**Aim**
Look through the records below and collect all lines that hold the string "Analyse".

══ The data

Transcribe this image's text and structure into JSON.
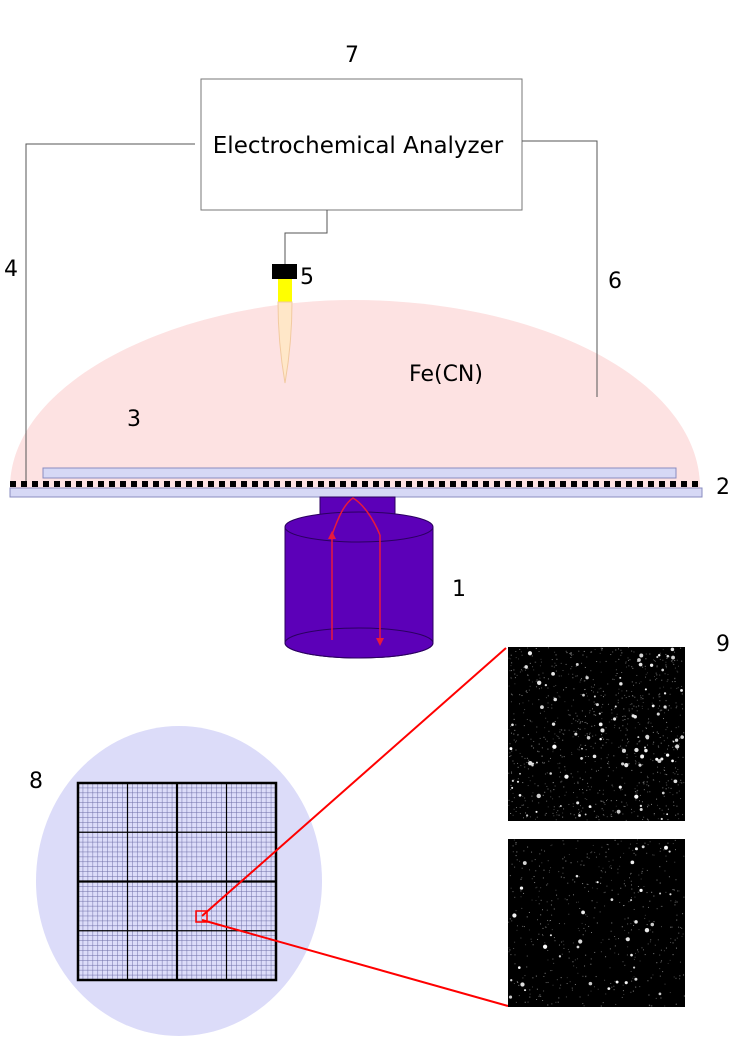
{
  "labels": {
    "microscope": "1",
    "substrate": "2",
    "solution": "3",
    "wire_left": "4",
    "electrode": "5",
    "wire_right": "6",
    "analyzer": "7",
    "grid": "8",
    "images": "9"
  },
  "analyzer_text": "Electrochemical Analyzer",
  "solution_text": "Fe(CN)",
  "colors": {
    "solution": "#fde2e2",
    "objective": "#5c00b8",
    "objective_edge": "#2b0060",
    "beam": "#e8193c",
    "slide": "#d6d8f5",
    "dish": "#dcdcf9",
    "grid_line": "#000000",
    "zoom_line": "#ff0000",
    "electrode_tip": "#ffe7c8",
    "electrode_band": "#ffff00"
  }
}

════
══ The data

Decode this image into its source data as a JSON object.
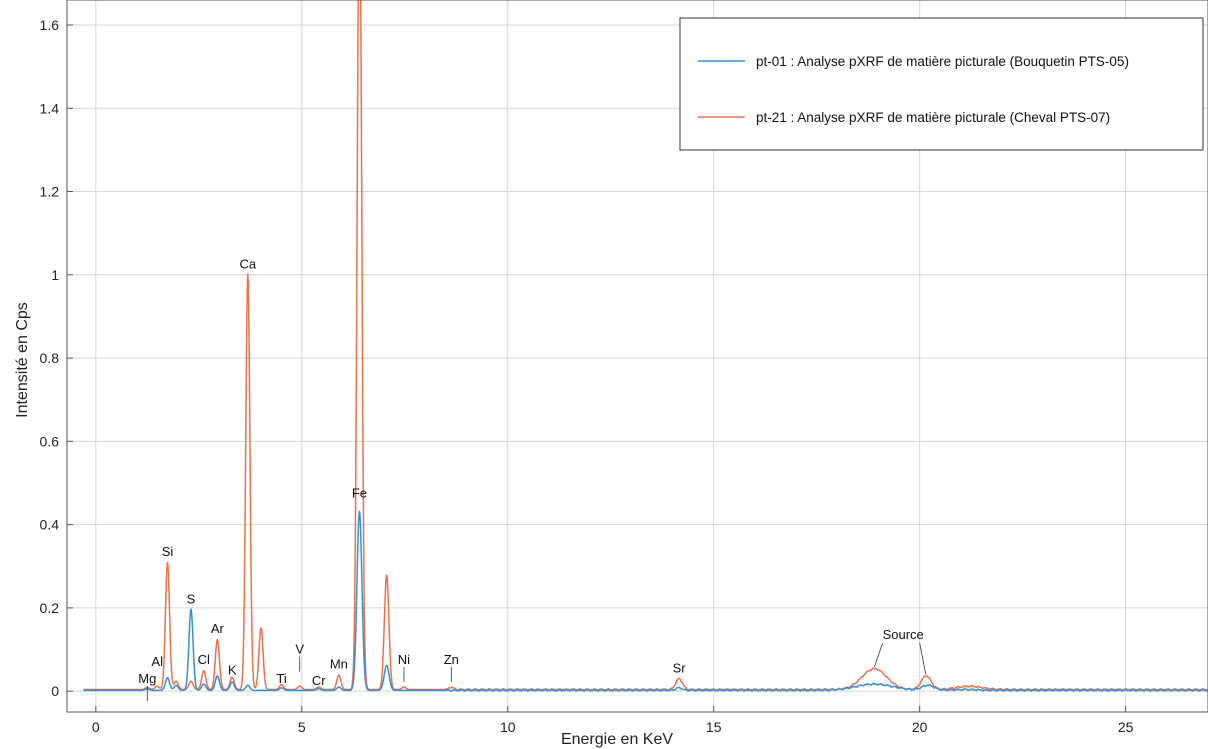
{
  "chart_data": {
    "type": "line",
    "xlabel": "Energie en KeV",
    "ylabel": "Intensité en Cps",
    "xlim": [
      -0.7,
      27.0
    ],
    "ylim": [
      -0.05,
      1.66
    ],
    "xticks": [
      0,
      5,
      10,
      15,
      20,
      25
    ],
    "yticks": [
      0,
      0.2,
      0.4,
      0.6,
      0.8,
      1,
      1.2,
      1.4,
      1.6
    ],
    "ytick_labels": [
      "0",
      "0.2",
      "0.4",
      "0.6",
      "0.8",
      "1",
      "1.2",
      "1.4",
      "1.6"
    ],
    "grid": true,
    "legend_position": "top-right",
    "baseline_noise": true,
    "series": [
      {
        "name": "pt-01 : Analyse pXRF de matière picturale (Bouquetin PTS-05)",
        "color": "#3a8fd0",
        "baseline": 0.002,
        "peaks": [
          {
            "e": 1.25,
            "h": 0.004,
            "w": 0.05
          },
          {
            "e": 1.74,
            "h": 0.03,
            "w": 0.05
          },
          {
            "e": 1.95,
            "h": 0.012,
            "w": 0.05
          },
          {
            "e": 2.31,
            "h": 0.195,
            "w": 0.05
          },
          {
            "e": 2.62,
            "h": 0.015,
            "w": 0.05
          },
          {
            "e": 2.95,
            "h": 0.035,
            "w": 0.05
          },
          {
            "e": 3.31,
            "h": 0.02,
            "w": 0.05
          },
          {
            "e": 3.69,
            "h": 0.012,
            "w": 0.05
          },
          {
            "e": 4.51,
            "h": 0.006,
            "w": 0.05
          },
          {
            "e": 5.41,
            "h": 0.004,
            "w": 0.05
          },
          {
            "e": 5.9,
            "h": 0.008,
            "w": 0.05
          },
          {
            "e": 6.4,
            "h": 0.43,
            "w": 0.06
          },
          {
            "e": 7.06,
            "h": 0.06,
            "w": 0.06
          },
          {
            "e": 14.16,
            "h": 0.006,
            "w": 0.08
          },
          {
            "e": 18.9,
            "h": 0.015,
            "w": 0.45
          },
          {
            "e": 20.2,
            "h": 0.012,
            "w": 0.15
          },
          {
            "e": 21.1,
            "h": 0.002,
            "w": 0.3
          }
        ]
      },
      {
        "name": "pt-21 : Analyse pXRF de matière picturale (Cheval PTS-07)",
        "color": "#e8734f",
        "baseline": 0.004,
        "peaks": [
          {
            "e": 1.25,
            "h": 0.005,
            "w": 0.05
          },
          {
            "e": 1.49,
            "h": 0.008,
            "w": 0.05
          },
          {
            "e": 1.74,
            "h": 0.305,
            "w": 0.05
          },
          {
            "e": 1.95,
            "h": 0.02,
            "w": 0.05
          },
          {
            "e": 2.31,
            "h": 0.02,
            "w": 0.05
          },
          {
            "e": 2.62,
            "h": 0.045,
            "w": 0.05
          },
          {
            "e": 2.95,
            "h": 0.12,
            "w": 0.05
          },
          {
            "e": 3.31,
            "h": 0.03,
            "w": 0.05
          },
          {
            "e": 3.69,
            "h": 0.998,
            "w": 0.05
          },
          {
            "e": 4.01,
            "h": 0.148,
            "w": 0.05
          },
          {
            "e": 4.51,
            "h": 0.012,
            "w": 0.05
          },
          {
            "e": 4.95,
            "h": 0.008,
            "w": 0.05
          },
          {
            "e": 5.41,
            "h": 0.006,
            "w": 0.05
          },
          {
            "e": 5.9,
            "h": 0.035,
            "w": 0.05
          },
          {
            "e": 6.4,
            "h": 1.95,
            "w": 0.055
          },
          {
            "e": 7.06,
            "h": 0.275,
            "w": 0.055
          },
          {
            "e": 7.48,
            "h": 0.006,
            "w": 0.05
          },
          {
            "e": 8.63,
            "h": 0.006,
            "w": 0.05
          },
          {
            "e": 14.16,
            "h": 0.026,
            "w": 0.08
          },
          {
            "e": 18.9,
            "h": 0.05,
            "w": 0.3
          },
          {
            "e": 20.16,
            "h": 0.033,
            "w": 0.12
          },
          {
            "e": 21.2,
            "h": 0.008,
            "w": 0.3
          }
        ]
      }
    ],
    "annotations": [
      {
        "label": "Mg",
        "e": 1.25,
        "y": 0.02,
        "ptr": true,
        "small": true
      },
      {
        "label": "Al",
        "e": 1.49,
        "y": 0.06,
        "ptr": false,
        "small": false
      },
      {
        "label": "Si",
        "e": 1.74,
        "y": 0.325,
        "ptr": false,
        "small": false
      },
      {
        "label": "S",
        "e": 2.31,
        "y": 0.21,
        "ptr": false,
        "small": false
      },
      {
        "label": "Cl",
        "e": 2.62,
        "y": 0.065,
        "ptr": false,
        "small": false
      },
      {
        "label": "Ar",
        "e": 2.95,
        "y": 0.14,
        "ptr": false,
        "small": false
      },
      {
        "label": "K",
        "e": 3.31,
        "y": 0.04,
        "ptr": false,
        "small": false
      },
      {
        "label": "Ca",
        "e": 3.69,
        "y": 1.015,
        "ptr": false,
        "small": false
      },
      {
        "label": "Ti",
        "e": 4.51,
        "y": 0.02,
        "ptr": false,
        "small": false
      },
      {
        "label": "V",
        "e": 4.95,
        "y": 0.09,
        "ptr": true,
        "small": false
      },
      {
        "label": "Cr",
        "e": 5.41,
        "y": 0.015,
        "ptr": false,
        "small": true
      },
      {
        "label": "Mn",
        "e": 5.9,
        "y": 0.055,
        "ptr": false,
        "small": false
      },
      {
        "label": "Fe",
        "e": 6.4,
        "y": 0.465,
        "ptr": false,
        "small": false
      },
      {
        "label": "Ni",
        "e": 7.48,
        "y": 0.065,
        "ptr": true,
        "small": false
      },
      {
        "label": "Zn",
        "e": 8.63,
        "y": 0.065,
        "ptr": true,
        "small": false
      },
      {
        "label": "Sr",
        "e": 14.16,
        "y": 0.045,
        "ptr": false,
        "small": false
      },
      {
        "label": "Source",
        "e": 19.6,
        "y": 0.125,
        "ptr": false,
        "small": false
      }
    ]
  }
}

════
══ The data

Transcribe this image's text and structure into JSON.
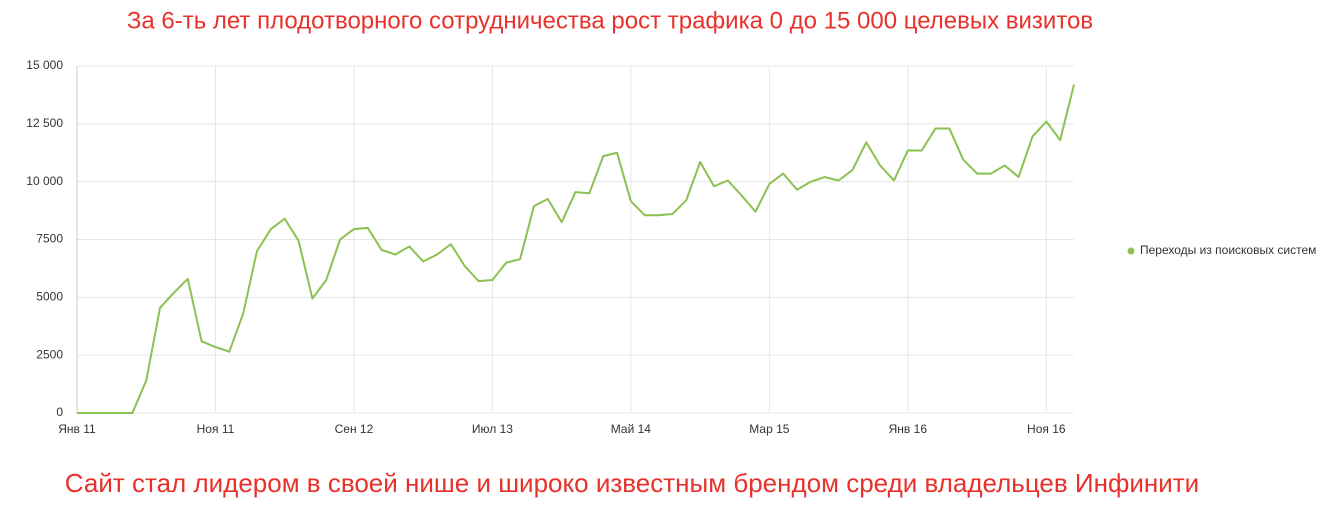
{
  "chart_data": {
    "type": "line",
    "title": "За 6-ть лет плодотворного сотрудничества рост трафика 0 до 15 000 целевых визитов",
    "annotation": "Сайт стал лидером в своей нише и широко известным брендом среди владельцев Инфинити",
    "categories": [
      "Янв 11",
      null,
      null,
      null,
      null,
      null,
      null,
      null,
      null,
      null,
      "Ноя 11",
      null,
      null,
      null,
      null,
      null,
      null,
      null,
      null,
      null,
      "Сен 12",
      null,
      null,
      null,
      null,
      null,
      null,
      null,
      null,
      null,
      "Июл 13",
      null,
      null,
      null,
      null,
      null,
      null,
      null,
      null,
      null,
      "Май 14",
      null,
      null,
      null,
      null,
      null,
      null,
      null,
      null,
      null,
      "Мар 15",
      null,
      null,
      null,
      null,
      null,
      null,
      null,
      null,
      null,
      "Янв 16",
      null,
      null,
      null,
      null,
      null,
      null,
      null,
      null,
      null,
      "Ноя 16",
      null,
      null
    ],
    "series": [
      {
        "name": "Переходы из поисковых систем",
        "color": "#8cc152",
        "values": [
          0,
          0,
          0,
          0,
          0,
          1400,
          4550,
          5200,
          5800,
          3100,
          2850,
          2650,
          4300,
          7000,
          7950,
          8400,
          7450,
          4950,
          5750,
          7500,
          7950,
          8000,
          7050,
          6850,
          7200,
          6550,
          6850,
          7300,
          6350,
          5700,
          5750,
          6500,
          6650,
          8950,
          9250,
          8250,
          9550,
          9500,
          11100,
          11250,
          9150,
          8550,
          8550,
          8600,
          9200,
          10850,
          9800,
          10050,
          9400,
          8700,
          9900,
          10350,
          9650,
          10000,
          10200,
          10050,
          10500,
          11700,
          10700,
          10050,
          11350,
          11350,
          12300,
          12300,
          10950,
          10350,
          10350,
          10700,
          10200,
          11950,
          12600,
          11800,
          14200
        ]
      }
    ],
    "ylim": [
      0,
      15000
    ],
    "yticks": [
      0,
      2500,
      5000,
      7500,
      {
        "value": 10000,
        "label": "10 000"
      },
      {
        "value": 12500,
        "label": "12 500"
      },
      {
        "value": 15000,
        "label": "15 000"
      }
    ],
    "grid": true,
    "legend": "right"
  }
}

════

**Correct response**
        "name": "pt-01 : Analyse pXRF de matière picturale (Bouquetin PTS-05)",
        "name": "pt-21 : Analyse pXRF de matière picturale (Cheval PTS-07)",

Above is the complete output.